Task prompt
Search the data for the string "involve" and extract every line where it appears.
** BEGIN Listed entries **
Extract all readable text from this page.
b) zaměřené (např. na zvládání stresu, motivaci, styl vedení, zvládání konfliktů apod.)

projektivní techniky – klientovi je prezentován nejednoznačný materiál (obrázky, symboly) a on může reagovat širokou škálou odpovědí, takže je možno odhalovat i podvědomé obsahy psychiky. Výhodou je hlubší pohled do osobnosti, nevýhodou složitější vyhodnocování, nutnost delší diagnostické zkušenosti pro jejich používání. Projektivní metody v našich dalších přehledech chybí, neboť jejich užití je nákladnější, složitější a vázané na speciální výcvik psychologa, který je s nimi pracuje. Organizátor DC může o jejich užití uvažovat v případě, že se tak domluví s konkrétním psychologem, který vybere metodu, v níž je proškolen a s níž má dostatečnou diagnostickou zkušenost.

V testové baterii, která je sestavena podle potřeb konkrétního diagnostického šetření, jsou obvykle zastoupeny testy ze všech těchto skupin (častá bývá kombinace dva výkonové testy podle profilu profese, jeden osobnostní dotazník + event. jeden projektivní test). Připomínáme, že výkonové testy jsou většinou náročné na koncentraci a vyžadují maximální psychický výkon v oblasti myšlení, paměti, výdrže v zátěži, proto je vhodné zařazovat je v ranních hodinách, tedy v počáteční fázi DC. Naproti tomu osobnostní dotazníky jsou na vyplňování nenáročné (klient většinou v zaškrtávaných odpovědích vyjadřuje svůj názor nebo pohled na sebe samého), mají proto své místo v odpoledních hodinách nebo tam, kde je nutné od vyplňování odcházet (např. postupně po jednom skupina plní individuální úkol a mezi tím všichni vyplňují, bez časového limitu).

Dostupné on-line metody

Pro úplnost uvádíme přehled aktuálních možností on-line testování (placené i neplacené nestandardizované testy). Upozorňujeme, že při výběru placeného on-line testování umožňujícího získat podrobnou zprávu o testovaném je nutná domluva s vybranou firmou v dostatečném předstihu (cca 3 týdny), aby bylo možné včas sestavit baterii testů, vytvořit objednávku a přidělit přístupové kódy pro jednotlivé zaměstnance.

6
** END Listed entries **
** BEGIN Listed entries **
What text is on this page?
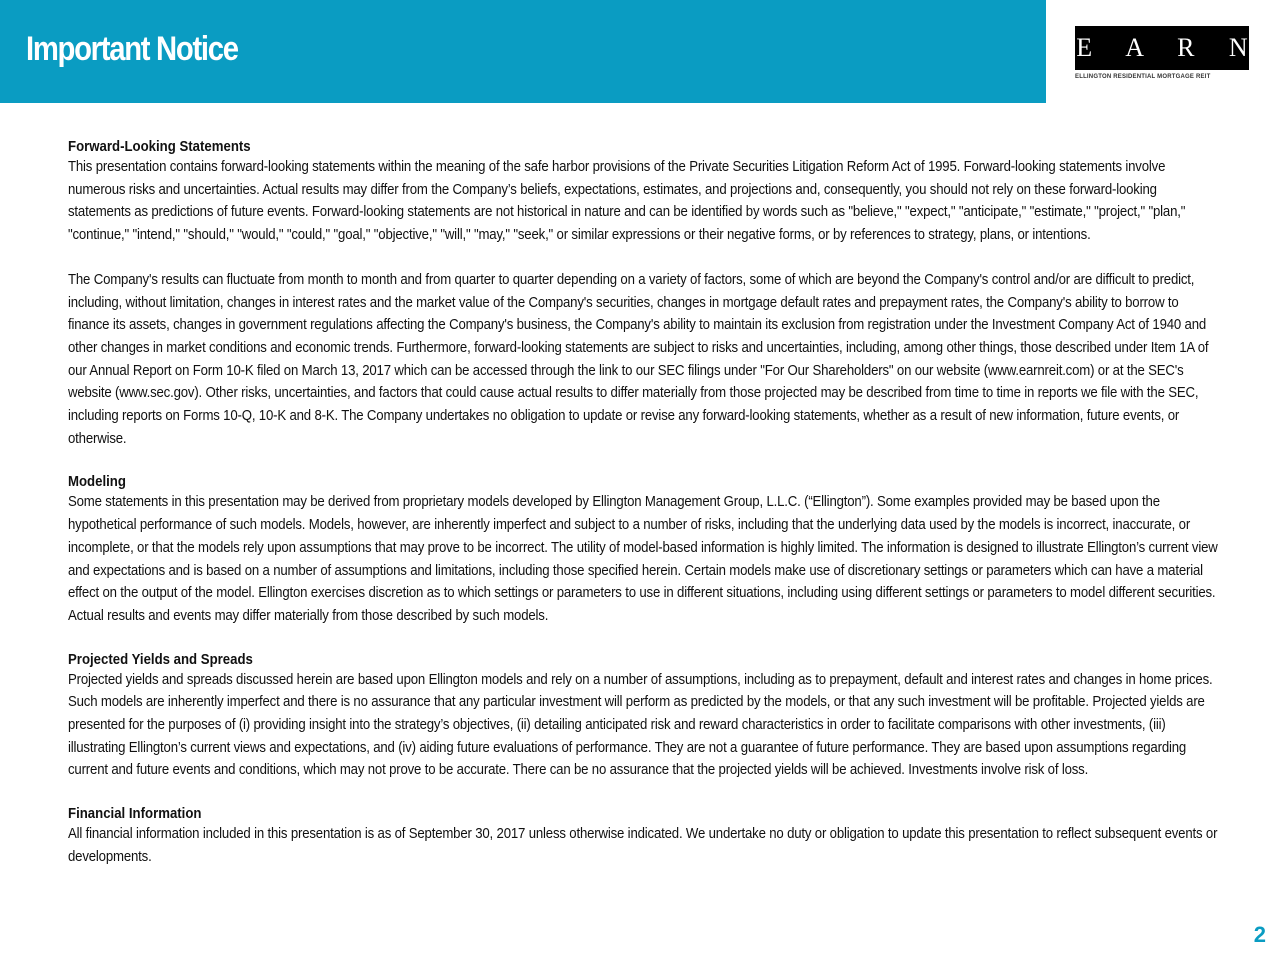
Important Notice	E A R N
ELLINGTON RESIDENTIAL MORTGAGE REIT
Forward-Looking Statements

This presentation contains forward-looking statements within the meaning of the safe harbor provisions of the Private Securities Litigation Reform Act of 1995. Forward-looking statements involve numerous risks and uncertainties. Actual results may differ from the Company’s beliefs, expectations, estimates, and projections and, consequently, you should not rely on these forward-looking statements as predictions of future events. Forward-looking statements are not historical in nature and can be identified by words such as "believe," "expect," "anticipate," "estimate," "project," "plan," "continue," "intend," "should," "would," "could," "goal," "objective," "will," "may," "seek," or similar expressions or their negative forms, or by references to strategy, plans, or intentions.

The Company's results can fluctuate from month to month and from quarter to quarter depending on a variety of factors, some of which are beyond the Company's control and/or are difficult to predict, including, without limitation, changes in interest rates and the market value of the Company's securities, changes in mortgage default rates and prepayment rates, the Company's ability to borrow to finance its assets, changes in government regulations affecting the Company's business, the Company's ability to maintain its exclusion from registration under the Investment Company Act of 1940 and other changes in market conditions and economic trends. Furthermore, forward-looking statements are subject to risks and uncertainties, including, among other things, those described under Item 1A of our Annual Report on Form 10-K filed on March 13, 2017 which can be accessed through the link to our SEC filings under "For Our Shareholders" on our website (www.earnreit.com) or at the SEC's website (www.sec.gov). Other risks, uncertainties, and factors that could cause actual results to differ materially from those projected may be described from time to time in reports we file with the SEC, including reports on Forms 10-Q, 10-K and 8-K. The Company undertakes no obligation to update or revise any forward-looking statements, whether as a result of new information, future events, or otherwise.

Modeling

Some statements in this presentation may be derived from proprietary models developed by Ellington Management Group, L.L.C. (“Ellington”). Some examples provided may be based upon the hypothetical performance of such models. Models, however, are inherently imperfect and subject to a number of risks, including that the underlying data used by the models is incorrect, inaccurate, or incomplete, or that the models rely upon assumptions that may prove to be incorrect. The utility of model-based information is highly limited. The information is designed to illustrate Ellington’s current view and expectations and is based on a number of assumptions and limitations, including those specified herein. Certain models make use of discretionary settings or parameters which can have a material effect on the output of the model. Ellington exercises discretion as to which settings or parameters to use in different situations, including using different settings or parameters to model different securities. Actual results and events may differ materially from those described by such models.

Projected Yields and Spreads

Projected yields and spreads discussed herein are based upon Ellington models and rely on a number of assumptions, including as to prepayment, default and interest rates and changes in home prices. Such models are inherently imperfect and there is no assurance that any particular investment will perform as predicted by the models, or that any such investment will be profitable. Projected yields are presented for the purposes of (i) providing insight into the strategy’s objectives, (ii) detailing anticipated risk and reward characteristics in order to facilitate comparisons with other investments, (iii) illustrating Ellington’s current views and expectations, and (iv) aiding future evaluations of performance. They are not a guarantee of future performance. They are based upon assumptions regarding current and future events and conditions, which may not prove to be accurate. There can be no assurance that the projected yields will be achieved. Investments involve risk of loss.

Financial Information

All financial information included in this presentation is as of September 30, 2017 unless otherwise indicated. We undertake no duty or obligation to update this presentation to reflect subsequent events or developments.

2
** END Listed entries **
Exercise answer
This presentation contains forward-looking statements within the meaning of the safe harbor provisions of the Private Securities Litigation Reform Act of 1995. Forward-looking statements involve numerous risks and uncertainties. Actual results may differ from the Company’s beliefs, expectations, estimates, and projections and, consequently, you should not rely on these forward-looking statements as predictions of future events. Forward-looking statements are not historical in nature and can be identified by words such as "believe," "expect," "anticipate," "estimate," "project," "plan," "continue," "intend," "should," "would," "could," "goal," "objective," "will," "may," "seek," or similar expressions or their negative forms, or by references to strategy, plans, or intentions.
Projected yields and spreads discussed herein are based upon Ellington models and rely on a number of assumptions, including as to prepayment, default and interest rates and changes in home prices. Such models are inherently imperfect and there is no assurance that any particular investment will perform as predicted by the models, or that any such investment will be profitable. Projected yields are presented for the purposes of (i) providing insight into the strategy’s objectives, (ii) detailing anticipated risk and reward characteristics in order to facilitate comparisons with other investments, (iii) illustrating Ellington’s current views and expectations, and (iv) aiding future evaluations of performance. They are not a guarantee of future performance. They are based upon assumptions regarding current and future events and conditions, which may not prove to be accurate. There can be no assurance that the projected yields will be achieved. Investments involve risk of loss.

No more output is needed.